*DESCRIPTION OF THE TASK*
Find each line with "квартиры" and copy it.

*SUPPLIED ENTRIES*
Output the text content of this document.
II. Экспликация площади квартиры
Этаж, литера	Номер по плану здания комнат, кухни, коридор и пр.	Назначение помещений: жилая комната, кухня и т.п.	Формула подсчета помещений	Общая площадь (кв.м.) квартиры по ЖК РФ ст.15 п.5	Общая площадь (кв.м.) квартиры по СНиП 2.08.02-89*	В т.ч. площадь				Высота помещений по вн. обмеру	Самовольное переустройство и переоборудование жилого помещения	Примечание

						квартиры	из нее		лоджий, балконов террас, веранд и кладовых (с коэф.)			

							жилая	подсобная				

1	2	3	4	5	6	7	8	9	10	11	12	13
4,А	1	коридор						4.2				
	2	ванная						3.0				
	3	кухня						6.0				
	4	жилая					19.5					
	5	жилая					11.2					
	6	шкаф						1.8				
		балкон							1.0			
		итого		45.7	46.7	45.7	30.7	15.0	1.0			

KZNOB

*WRITTEN ANSWER*
II. Экспликация площади квартиры
Этаж, литера	Номер по плану здания комнат, кухни, коридор и пр.	Назначение помещений: жилая комната, кухня и т.п.	Формула подсчета помещений	Общая площадь (кв.м.) квартиры по ЖК РФ ст.15 п.5	Общая площадь (кв.м.) квартиры по СНиП 2.08.02-89*	В т.ч. площадь				Высота помещений по вн. обмеру	Самовольное переустройство и переоборудование жилого помещения	Примечание
						квартиры	из нее		лоджий, балконов террас, веранд и кладовых (с коэф.)			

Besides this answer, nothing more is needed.